Task brief >> Copy every line with the string "CNRS" in it.

Records to process >>
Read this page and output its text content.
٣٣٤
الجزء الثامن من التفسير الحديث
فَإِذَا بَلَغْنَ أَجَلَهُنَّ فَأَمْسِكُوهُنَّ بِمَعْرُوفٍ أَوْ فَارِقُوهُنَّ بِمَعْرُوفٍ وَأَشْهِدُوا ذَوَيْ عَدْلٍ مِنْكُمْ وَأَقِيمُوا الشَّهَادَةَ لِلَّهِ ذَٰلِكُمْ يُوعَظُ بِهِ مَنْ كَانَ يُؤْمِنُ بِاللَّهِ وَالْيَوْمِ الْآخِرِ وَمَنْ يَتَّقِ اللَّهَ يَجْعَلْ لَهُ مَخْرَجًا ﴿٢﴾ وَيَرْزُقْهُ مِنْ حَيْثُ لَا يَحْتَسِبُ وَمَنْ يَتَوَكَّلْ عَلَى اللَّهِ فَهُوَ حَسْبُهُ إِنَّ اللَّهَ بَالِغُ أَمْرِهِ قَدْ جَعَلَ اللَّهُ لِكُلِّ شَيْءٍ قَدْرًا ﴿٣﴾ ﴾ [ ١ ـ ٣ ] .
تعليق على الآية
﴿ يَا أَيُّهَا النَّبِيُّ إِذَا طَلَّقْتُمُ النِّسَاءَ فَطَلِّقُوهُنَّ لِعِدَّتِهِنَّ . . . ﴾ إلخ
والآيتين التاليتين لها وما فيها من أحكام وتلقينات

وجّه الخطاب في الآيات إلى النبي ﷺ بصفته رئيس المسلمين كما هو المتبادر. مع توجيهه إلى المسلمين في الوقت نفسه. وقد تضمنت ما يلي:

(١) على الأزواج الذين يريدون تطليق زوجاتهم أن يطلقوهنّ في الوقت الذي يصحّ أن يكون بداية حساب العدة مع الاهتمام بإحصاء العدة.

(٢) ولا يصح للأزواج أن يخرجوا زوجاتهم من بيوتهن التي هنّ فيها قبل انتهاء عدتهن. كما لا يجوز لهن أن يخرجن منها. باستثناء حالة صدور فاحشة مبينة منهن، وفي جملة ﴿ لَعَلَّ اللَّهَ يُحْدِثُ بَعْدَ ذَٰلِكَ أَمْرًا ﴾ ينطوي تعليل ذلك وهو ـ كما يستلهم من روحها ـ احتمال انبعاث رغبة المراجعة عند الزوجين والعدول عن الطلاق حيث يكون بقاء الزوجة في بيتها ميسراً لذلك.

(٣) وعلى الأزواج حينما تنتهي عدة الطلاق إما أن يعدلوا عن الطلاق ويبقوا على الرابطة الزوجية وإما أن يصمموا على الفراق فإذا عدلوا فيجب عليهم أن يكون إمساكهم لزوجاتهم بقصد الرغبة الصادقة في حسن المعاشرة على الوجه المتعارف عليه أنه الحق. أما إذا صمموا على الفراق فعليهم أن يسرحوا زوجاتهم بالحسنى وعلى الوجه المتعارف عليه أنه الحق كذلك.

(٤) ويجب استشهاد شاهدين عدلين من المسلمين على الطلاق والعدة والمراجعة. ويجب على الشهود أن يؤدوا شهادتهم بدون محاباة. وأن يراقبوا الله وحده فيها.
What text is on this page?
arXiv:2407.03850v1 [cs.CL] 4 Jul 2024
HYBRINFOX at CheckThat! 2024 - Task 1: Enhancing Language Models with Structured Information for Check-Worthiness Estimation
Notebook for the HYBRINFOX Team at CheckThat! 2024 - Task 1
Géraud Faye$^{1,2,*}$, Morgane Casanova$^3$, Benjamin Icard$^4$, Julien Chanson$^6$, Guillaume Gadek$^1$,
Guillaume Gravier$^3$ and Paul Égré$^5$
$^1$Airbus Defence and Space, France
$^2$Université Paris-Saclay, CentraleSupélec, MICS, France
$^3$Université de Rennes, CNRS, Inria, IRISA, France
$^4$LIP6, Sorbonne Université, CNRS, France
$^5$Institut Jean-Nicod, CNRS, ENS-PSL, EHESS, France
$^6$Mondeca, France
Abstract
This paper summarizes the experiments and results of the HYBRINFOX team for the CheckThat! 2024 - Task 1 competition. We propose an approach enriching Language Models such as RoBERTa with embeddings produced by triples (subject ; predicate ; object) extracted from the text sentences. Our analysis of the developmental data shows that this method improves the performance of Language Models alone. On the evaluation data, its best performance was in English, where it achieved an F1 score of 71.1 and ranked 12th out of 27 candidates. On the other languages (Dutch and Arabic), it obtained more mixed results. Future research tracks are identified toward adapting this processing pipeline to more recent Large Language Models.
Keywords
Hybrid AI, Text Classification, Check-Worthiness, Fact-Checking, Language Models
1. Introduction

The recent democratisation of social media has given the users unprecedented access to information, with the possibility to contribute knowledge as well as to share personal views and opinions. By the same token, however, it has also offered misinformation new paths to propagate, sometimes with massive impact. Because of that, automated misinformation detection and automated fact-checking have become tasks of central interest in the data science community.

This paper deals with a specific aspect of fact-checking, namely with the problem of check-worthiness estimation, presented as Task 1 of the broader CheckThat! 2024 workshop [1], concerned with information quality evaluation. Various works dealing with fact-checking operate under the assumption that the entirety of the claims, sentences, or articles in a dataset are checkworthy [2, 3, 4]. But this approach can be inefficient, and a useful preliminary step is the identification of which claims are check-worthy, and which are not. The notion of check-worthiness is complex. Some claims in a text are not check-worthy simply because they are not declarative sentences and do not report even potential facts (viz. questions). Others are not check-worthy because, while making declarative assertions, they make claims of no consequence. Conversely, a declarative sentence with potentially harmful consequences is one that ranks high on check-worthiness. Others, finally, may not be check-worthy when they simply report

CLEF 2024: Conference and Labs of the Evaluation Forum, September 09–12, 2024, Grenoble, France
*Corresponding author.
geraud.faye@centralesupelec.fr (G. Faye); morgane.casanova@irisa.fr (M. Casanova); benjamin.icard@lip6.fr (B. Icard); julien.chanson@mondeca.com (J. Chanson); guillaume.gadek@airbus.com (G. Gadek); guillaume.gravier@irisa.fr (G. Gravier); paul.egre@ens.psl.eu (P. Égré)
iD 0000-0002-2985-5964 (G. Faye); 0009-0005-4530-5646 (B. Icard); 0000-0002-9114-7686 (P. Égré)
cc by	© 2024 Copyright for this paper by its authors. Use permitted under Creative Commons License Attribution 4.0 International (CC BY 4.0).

Response to the task >>
$^3$Université de Rennes, CNRS, Inria, IRISA, France
$^4$LIP6, Sorbonne Université, CNRS, France
$^5$Institut Jean-Nicod, CNRS, ENS-PSL, EHESS, France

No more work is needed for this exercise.